(begin)
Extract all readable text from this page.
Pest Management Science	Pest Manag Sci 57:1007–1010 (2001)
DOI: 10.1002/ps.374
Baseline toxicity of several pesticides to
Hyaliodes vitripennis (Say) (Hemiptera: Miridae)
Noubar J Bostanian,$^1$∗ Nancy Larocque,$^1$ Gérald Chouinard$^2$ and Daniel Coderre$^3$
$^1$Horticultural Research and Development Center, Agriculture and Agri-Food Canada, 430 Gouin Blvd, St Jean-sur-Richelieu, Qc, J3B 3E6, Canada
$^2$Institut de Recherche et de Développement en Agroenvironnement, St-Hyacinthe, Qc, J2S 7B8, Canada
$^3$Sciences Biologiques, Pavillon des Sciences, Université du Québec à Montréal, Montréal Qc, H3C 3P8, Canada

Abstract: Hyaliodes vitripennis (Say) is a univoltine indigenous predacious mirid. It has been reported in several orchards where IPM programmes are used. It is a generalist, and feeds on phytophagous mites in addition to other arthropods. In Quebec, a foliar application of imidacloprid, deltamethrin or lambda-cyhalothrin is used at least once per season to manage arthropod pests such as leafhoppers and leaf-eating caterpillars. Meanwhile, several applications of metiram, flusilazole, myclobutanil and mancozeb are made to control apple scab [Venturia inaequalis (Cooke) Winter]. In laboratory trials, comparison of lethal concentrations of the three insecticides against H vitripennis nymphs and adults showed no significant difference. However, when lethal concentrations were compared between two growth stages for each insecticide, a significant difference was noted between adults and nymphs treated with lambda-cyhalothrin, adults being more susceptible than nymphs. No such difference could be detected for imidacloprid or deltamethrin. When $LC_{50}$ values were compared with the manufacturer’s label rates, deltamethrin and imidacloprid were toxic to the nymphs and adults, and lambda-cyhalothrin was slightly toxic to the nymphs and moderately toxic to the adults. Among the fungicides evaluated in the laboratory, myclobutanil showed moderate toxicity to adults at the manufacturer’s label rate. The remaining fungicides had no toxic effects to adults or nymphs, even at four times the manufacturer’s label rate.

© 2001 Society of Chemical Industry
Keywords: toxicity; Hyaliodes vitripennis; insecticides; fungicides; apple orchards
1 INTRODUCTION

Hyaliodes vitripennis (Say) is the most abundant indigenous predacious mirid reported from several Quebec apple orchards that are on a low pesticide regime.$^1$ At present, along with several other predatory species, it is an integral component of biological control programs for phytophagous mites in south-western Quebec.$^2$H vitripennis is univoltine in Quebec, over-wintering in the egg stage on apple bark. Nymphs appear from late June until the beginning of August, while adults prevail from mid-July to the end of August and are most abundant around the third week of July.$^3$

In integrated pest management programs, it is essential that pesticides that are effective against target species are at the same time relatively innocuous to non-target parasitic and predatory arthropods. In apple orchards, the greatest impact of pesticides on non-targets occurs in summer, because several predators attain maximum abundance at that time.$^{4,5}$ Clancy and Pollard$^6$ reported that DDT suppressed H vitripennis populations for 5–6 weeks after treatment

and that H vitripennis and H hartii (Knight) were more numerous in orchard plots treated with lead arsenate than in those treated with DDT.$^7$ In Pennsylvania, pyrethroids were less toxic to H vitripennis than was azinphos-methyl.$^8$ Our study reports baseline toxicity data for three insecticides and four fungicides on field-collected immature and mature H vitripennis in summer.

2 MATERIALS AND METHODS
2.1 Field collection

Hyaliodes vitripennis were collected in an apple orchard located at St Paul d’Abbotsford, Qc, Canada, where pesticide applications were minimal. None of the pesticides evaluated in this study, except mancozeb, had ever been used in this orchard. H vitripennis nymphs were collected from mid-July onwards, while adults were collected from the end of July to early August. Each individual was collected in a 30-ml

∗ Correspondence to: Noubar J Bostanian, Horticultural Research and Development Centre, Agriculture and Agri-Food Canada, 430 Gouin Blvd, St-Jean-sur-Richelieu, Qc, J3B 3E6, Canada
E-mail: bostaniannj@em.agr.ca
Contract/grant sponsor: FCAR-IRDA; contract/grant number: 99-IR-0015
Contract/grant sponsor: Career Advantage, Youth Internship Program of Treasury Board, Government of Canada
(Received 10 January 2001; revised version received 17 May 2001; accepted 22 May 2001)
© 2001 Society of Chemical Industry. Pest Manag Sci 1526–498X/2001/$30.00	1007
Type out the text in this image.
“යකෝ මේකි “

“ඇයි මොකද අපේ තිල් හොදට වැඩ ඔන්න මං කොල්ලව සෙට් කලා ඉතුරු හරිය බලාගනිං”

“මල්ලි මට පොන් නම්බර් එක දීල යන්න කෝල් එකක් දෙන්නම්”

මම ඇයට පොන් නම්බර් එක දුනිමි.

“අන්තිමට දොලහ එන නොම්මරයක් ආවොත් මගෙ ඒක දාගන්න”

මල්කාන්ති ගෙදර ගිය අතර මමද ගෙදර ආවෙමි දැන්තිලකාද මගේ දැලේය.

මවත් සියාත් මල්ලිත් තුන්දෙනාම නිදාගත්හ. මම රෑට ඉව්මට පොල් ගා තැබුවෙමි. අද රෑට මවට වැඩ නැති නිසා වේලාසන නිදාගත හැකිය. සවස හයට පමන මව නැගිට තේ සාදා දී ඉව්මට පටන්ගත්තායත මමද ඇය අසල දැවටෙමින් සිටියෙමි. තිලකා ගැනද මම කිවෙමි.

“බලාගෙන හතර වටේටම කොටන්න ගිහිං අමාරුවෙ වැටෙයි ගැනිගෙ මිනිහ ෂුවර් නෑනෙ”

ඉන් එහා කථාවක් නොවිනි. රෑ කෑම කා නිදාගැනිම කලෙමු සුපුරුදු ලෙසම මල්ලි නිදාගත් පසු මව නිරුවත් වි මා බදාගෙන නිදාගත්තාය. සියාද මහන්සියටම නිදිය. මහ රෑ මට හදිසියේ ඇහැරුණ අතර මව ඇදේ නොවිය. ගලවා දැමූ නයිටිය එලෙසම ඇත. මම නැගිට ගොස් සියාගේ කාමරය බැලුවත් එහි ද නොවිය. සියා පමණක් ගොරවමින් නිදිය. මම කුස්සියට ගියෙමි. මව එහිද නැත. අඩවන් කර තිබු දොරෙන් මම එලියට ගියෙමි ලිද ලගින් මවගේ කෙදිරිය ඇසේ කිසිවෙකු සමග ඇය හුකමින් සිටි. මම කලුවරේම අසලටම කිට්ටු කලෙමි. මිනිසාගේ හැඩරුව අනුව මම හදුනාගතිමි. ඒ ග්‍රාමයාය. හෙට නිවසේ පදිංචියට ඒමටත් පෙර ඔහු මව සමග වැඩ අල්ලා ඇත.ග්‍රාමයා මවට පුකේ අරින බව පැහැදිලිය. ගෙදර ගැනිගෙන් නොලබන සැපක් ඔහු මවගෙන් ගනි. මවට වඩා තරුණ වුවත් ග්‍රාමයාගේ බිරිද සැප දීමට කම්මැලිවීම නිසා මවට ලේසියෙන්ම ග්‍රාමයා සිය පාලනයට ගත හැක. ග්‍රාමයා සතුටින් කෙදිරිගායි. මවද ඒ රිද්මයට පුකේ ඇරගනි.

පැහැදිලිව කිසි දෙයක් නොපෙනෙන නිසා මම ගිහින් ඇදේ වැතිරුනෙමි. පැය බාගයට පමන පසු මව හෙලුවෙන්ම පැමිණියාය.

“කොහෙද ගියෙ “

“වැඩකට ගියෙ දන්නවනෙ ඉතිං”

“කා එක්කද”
(end)
_Exercise brief_
Track down every line of the material containing the string "Food", and copy it.

_Written response_
$^1$Horticultural Research and Development Center, Agriculture and Agri-Food Canada, 430 Gouin Blvd, St Jean-sur-Richelieu, Qc, J3B 3E6, Canada
∗ Correspondence to: Noubar J Bostanian, Horticultural Research and Development Centre, Agriculture and Agri-Food Canada, 430 Gouin Blvd, St-Jean-sur-Richelieu, Qc, J3B 3E6, Canada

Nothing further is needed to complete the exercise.